Problem details
Copy each line with the word "relative" in it.

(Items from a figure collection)
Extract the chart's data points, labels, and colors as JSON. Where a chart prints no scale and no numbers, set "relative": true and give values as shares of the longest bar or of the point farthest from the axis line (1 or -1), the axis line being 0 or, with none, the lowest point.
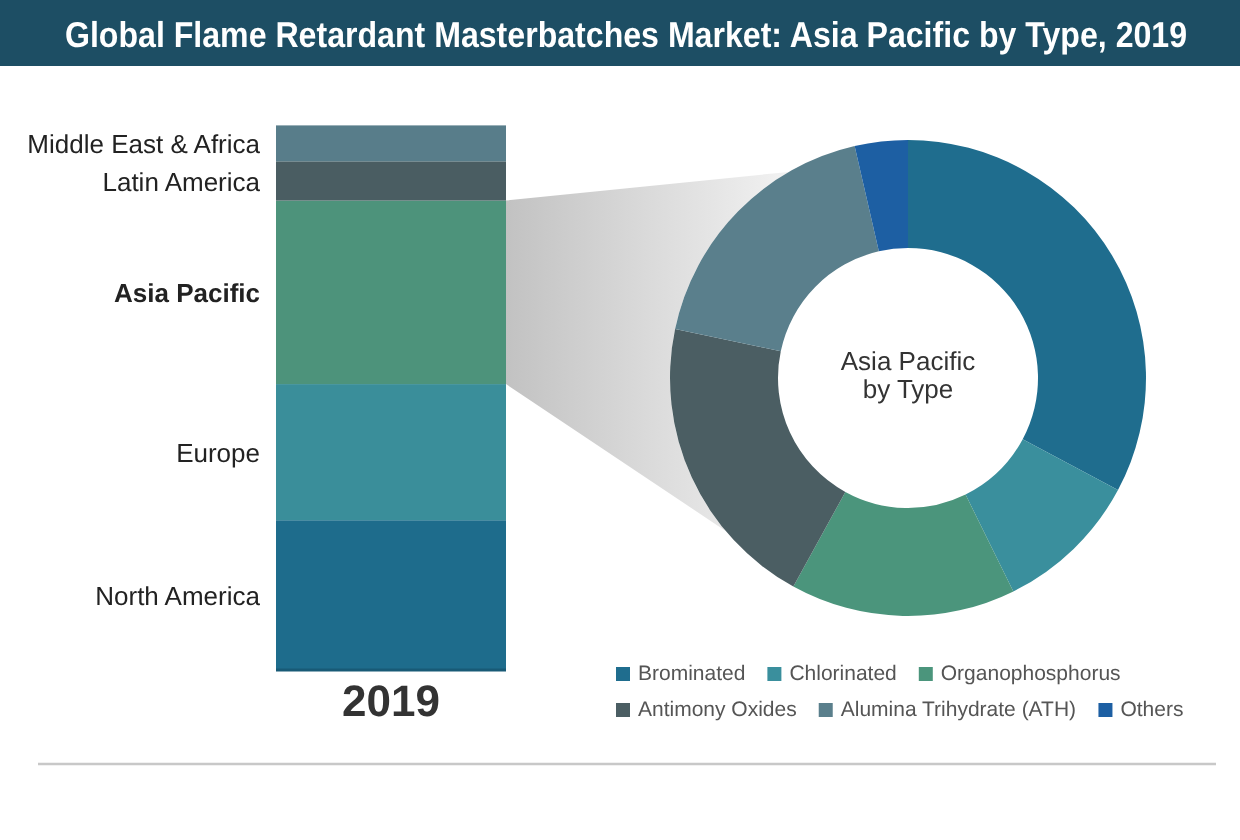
{
  "chart_data": [
    {
      "type": "bar",
      "title": "Global Flame Retardant Masterbatches Market: Asia Pacific by Type, 2019",
      "categories": [
        "2019"
      ],
      "stacked": true,
      "relative": true,
      "series": [
        {
          "name": "North America",
          "color": "#1e6c8c",
          "values": [
            0.275
          ]
        },
        {
          "name": "Europe",
          "color": "#3a8e9a",
          "values": [
            0.25
          ]
        },
        {
          "name": "Asia Pacific",
          "color": "#4d937b",
          "values": [
            0.337
          ]
        },
        {
          "name": "Latin America",
          "color": "#4a5d62",
          "values": [
            0.072
          ]
        },
        {
          "name": "Middle East & Africa",
          "color": "#587d8a",
          "values": [
            0.066
          ]
        }
      ]
    },
    {
      "type": "donut",
      "title": "Asia Pacific by Type",
      "categories": [
        "Brominated",
        "Chlorinated",
        "Organophosphorus",
        "Antimony Oxides",
        "Alumina Trihydrate (ATH)",
        "Others"
      ],
      "values": [
        32.8,
        9.9,
        15.3,
        20.3,
        18.1,
        3.6
      ],
      "colors": [
        "#1f6d8e",
        "#3a8f9d",
        "#4b957c",
        "#4b5e63",
        "#5a7f8c",
        "#1d5fa3"
      ],
      "legend": "bottom"
    }
  ]
}
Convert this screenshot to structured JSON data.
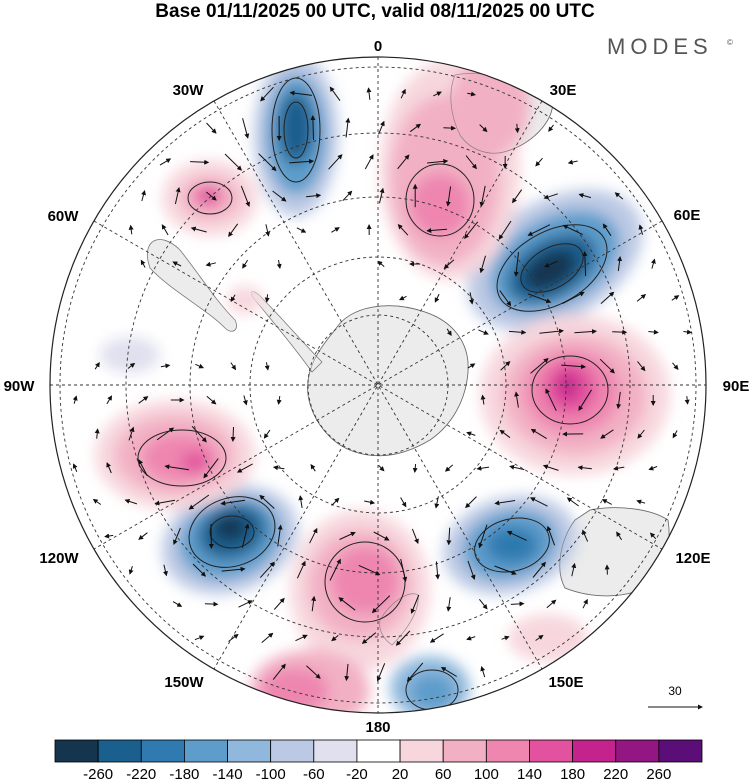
{
  "title": "Base 01/11/2025 00 UTC, valid 08/11/2025 00 UTC",
  "brand": {
    "name": "MODES",
    "mark": "©"
  },
  "longitude_labels": {
    "lon_0": "0",
    "lon_30e": "30E",
    "lon_60e": "60E",
    "lon_90e": "90E",
    "lon_120e": "120E",
    "lon_150e": "150E",
    "lon_180": "180",
    "lon_150w": "150W",
    "lon_120w": "120W",
    "lon_90w": "90W",
    "lon_60w": "60W",
    "lon_30w": "30W"
  },
  "reference_vector": {
    "label": "30"
  },
  "colorbar": {
    "colors": [
      "#15354f",
      "#1b5f8e",
      "#2f7ab0",
      "#5d9ccb",
      "#8fb8dc",
      "#bcc9e4",
      "#e0e0ef",
      "#ffffff",
      "#f7d7dd",
      "#f2b0c4",
      "#ee86b0",
      "#e2529f",
      "#c4228d",
      "#931683",
      "#5b0e77"
    ],
    "tick_labels": [
      "-260",
      "-220",
      "-180",
      "-140",
      "-100",
      "-60",
      "-20",
      "20",
      "60",
      "100",
      "140",
      "180",
      "220",
      "260"
    ]
  },
  "colors": {
    "land": "#ececec",
    "grid": "#333333",
    "coast": "#666666"
  }
}
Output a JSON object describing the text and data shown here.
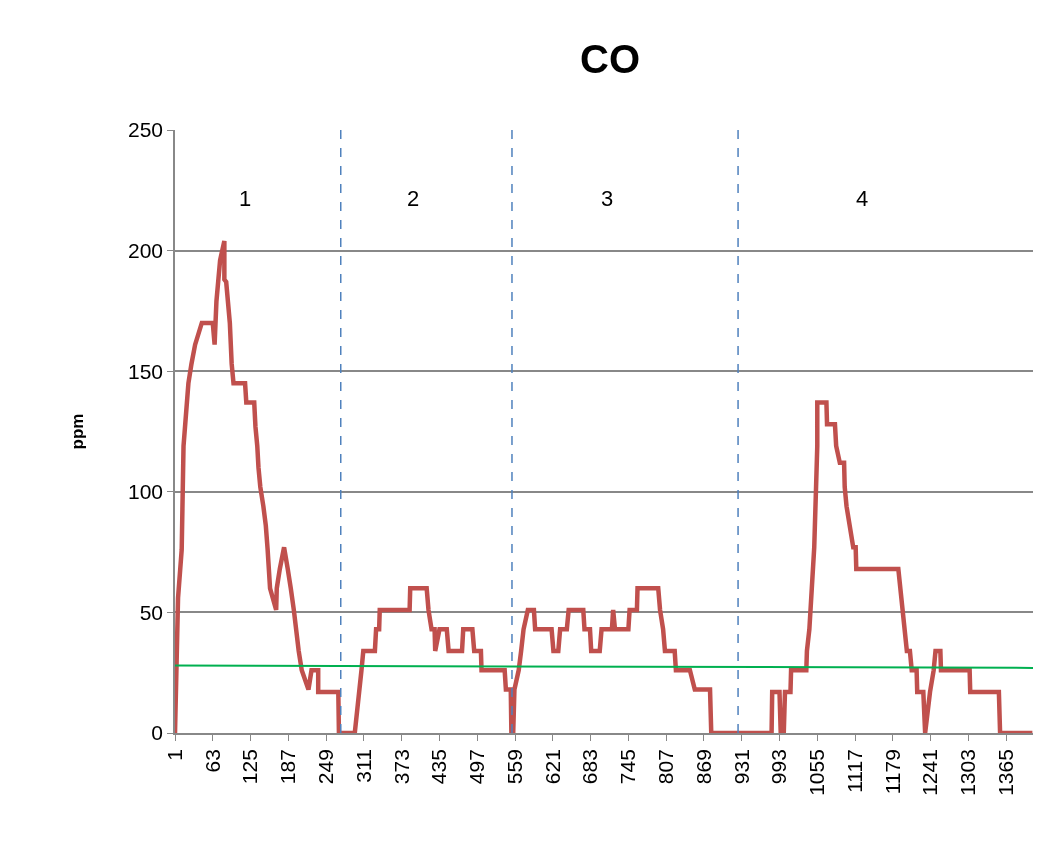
{
  "chart_data": {
    "type": "line",
    "title": "CO",
    "ylabel": "ppm",
    "xlim": [
      1,
      1409
    ],
    "xticks": [
      1,
      63,
      125,
      187,
      249,
      311,
      373,
      435,
      497,
      559,
      621,
      683,
      745,
      807,
      869,
      931,
      993,
      1055,
      1117,
      1179,
      1241,
      1303,
      1365
    ],
    "ylim": [
      0,
      250
    ],
    "yticks": [
      0,
      50,
      100,
      150,
      200,
      250
    ],
    "grid": "y",
    "marker": "none",
    "series": [
      {
        "color": "#c0504d",
        "line_style": "solid",
        "x": [
          1,
          6,
          12,
          15,
          23,
          28,
          34,
          45,
          63,
          66,
          69,
          75,
          82,
          82,
          85,
          91,
          94,
          97,
          116,
          118,
          131,
          133,
          136,
          138,
          141,
          146,
          150,
          153,
          157,
          167,
          168,
          173,
          180,
          186,
          191,
          196,
          204,
          209,
          220,
          225,
          236,
          236,
          269,
          270,
          296,
          307,
          310,
          329,
          331,
          336,
          337,
          386,
          387,
          414,
          417,
          422,
          427,
          428,
          435,
          447,
          450,
          472,
          474,
          489,
          492,
          503,
          504,
          542,
          544,
          552,
          553,
          556,
          558,
          565,
          569,
          573,
          580,
          590,
          592,
          619,
          622,
          630,
          633,
          644,
          647,
          671,
          673,
          682,
          684,
          698,
          701,
          718,
          720,
          723,
          745,
          747,
          759,
          760,
          794,
          797,
          802,
          805,
          821,
          823,
          846,
          854,
          879,
          881,
          980,
          981,
          993,
          995,
          1000,
          1002,
          1011,
          1012,
          1037,
          1038,
          1042,
          1046,
          1050,
          1053,
          1055,
          1055,
          1070,
          1071,
          1084,
          1086,
          1092,
          1099,
          1100,
          1103,
          1114,
          1118,
          1119,
          1188,
          1202,
          1207,
          1210,
          1218,
          1219,
          1229,
          1232,
          1240,
          1246,
          1249,
          1257,
          1258,
          1305,
          1306,
          1353,
          1355,
          1408
        ],
        "values": [
          0,
          56,
          76,
          119,
          145,
          153,
          161,
          170,
          170,
          161,
          179,
          196,
          204,
          188,
          187,
          170,
          153,
          145,
          145,
          137,
          137,
          127,
          119,
          110,
          102,
          94,
          86,
          76,
          60,
          51,
          60,
          68,
          77,
          68,
          60,
          51,
          34,
          26,
          18,
          26,
          26,
          17,
          17,
          0,
          0,
          26,
          34,
          34,
          43,
          43,
          51,
          51,
          60,
          60,
          51,
          43,
          43,
          34,
          43,
          43,
          34,
          34,
          43,
          43,
          34,
          34,
          26,
          26,
          18,
          18,
          0,
          0,
          18,
          26,
          34,
          43,
          51,
          51,
          43,
          43,
          34,
          34,
          43,
          43,
          51,
          51,
          43,
          43,
          34,
          34,
          43,
          43,
          51,
          43,
          43,
          51,
          51,
          60,
          60,
          51,
          43,
          34,
          34,
          26,
          26,
          18,
          18,
          0,
          0,
          17,
          17,
          0,
          0,
          17,
          17,
          26,
          26,
          34,
          43,
          60,
          77,
          102,
          119,
          137,
          137,
          128,
          128,
          119,
          112,
          112,
          102,
          94,
          77,
          77,
          68,
          68,
          34,
          34,
          26,
          26,
          17,
          17,
          0,
          17,
          26,
          34,
          34,
          26,
          26,
          17,
          17,
          0,
          0
        ]
      },
      {
        "color": "#00b050",
        "line_style": "solid",
        "x": [
          1,
          1409
        ],
        "values": [
          28,
          27
        ]
      }
    ],
    "ref_lines": [
      {
        "axis": "x",
        "value": 273,
        "color": "#4f81bd",
        "line_style": "dashed"
      },
      {
        "axis": "x",
        "value": 554,
        "color": "#4f81bd",
        "line_style": "dashed"
      },
      {
        "axis": "x",
        "value": 925,
        "color": "#4f81bd",
        "line_style": "dashed"
      }
    ],
    "annotations": [
      "1",
      "2",
      "3",
      "4"
    ]
  }
}
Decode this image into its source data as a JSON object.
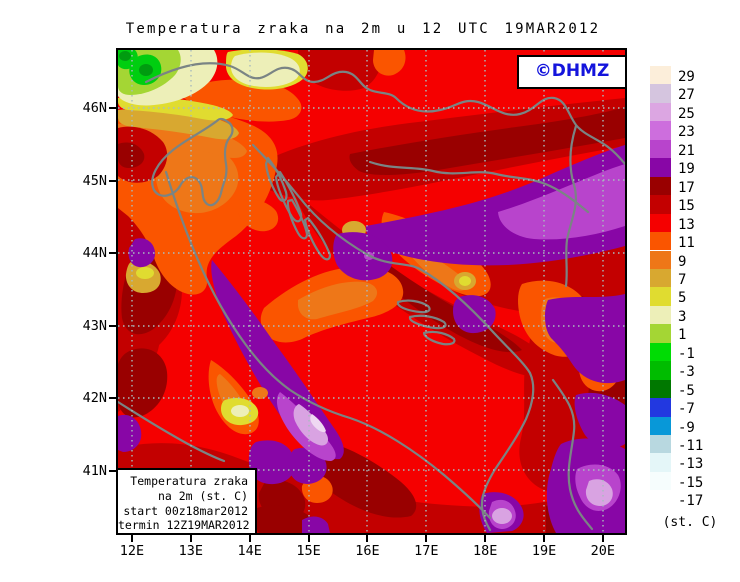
{
  "title": "Temperatura zraka na 2m u 12 UTC 19MAR2012",
  "logo": {
    "text": "©DHMZ",
    "color": "#1414DC"
  },
  "info_box": {
    "lines": [
      "Temperatura zraka",
      "na 2m (st. C)",
      "start 00z18mar2012",
      "termin 12Z19MAR2012"
    ]
  },
  "axes": {
    "lat": [
      "46N",
      "45N",
      "44N",
      "43N",
      "42N",
      "41N"
    ],
    "lon": [
      "12E",
      "13E",
      "14E",
      "15E",
      "16E",
      "17E",
      "18E",
      "19E",
      "20E"
    ]
  },
  "legend": {
    "unit": "(st. C)",
    "entries": [
      {
        "label": "29",
        "color": "#FCEEDA"
      },
      {
        "label": "27",
        "color": "#D5C5DF"
      },
      {
        "label": "25",
        "color": "#DCA6E2"
      },
      {
        "label": "23",
        "color": "#CD6EDD"
      },
      {
        "label": "21",
        "color": "#B844CC"
      },
      {
        "label": "19",
        "color": "#8806A6"
      },
      {
        "label": "17",
        "color": "#990000"
      },
      {
        "label": "15",
        "color": "#C30000"
      },
      {
        "label": "13",
        "color": "#F50000"
      },
      {
        "label": "11",
        "color": "#FA5500"
      },
      {
        "label": "9",
        "color": "#EE7718"
      },
      {
        "label": "7",
        "color": "#D8A830"
      },
      {
        "label": "5",
        "color": "#E0DC30"
      },
      {
        "label": "3",
        "color": "#EDEFB8"
      },
      {
        "label": "1",
        "color": "#A4D634"
      },
      {
        "label": "-1",
        "color": "#00DC04"
      },
      {
        "label": "-3",
        "color": "#00BC00"
      },
      {
        "label": "-5",
        "color": "#007800"
      },
      {
        "label": "-7",
        "color": "#2238E0"
      },
      {
        "label": "-9",
        "color": "#0898D8"
      },
      {
        "label": "-11",
        "color": "#B8D8E0"
      },
      {
        "label": "-13",
        "color": "#E4F6F8"
      },
      {
        "label": "-15",
        "color": "#F6FDFD"
      },
      {
        "label": "-17",
        "color": "#FFFFFF"
      }
    ]
  },
  "chart_data": {
    "type": "heatmap",
    "title": "Temperatura zraka na 2m u 12 UTC 19MAR2012",
    "units": "st. C",
    "levels": [
      29,
      27,
      25,
      23,
      21,
      19,
      17,
      15,
      13,
      11,
      9,
      7,
      5,
      3,
      1,
      -1,
      -3,
      -5,
      -7,
      -9,
      -11,
      -13,
      -15,
      -17
    ],
    "x_ticks": [
      "12E",
      "13E",
      "14E",
      "15E",
      "16E",
      "17E",
      "18E",
      "19E",
      "20E"
    ],
    "y_ticks": [
      "46N",
      "45N",
      "44N",
      "43N",
      "42N",
      "41N"
    ],
    "legend_position": "right",
    "grid": "dotted",
    "notes": "Filled-contour 2m air temperature over Croatia/Adriatic; dominant 13-19 C (reds), 19-25 C (purples) in E and along coasts, 5-11 C (yellow/orange) NW highlands, down to -1/-5 C (greens) in Alpine NW corner"
  }
}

Written reply
Extract the chart's data points, labels, and colors as JSON. Where a chart prints no scale and no numbers, set "relative": true and give values as shares of the longest bar or of the point farthest from the axis line (1 or -1), the axis line being 0 or, with none, the lowest point.
      "relative": true,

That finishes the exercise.